Labeled box records:
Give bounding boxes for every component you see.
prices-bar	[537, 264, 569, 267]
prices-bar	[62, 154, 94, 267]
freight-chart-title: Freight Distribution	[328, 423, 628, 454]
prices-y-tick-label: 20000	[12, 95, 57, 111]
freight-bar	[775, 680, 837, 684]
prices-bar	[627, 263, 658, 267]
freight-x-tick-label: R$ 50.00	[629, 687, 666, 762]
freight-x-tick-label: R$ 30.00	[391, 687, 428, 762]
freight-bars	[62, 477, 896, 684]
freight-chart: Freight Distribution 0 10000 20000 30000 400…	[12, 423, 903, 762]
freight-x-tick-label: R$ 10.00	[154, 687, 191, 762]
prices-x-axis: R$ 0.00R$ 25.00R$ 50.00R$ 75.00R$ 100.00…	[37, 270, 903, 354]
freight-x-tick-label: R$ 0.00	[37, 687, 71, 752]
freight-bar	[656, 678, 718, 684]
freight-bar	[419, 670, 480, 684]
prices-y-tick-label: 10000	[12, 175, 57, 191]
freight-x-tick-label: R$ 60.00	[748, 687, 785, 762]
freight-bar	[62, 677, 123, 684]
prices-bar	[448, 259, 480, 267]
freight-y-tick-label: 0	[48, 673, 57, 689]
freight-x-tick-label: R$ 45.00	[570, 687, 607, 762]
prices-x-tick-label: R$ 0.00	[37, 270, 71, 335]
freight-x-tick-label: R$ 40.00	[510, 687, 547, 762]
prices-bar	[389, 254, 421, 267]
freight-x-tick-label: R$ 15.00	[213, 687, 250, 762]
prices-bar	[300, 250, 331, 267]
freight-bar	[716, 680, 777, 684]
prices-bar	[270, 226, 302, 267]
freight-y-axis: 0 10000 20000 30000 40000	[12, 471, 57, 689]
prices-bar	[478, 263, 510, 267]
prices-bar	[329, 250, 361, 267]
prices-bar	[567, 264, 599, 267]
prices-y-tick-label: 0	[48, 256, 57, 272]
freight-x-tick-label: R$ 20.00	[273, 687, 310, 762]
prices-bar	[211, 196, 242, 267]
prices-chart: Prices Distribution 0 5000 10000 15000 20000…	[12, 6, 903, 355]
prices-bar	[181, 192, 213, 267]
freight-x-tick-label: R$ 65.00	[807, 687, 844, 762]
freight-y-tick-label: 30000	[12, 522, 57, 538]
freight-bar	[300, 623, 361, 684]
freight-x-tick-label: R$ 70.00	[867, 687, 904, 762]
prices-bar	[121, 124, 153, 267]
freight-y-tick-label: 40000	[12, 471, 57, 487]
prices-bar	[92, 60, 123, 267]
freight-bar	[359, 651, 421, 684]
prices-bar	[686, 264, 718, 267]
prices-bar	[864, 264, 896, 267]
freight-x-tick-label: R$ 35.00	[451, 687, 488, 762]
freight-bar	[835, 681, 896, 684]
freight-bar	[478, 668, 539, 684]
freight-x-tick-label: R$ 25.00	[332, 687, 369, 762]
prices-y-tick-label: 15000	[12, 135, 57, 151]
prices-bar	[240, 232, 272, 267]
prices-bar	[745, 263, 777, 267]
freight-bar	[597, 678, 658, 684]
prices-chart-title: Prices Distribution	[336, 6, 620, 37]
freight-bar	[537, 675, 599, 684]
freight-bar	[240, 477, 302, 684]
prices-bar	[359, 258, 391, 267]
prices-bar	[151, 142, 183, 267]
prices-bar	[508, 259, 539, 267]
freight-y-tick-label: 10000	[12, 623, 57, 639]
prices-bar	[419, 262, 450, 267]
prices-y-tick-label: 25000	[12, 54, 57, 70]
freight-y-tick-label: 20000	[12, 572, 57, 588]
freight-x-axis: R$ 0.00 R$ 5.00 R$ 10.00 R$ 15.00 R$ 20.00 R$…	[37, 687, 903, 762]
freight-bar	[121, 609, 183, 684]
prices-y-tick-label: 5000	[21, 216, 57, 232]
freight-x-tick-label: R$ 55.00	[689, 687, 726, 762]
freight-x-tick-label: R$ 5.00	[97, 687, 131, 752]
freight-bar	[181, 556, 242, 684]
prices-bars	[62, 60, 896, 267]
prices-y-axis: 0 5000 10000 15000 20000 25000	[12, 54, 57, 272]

* **TASK BRIEF**
Could you output the material word for word, starting with its first line and going on through the line containing "522, 57, 538]", with that line included?

* **THE ANSWER**
Give bounding boxes for every component you see.
prices-bar	[537, 264, 569, 267]
prices-bar	[62, 154, 94, 267]
freight-chart-title: Freight Distribution	[328, 423, 628, 454]
prices-y-tick-label: 20000	[12, 95, 57, 111]
freight-bar	[775, 680, 837, 684]
prices-bar	[627, 263, 658, 267]
freight-x-tick-label: R$ 50.00	[629, 687, 666, 762]
freight-x-tick-label: R$ 30.00	[391, 687, 428, 762]
freight-bars	[62, 477, 896, 684]
freight-chart: Freight Distribution 0 10000 20000 30000 400…	[12, 423, 903, 762]
freight-x-tick-label: R$ 10.00	[154, 687, 191, 762]
prices-x-axis: R$ 0.00R$ 25.00R$ 50.00R$ 75.00R$ 100.00…	[37, 270, 903, 354]
freight-x-tick-label: R$ 0.00	[37, 687, 71, 752]
freight-bar	[656, 678, 718, 684]
freight-bar	[419, 670, 480, 684]
prices-y-tick-label: 10000	[12, 175, 57, 191]
freight-x-tick-label: R$ 60.00	[748, 687, 785, 762]
freight-bar	[62, 677, 123, 684]
prices-bar	[448, 259, 480, 267]
freight-y-tick-label: 0	[48, 673, 57, 689]
freight-x-tick-label: R$ 45.00	[570, 687, 607, 762]
prices-x-tick-label: R$ 0.00	[37, 270, 71, 335]
freight-x-tick-label: R$ 40.00	[510, 687, 547, 762]
prices-bar	[389, 254, 421, 267]
freight-x-tick-label: R$ 15.00	[213, 687, 250, 762]
prices-bar	[300, 250, 331, 267]
freight-bar	[716, 680, 777, 684]
prices-bar	[270, 226, 302, 267]
freight-y-axis: 0 10000 20000 30000 40000	[12, 471, 57, 689]
prices-bar	[478, 263, 510, 267]
prices-bar	[329, 250, 361, 267]
prices-bar	[567, 264, 599, 267]
prices-y-tick-label: 0	[48, 256, 57, 272]
freight-x-tick-label: R$ 20.00	[273, 687, 310, 762]
prices-bar	[211, 196, 242, 267]
prices-chart: Prices Distribution 0 5000 10000 15000 20000…	[12, 6, 903, 355]
prices-bar	[181, 192, 213, 267]
freight-x-tick-label: R$ 65.00	[807, 687, 844, 762]
freight-y-tick-label: 30000	[12, 522, 57, 538]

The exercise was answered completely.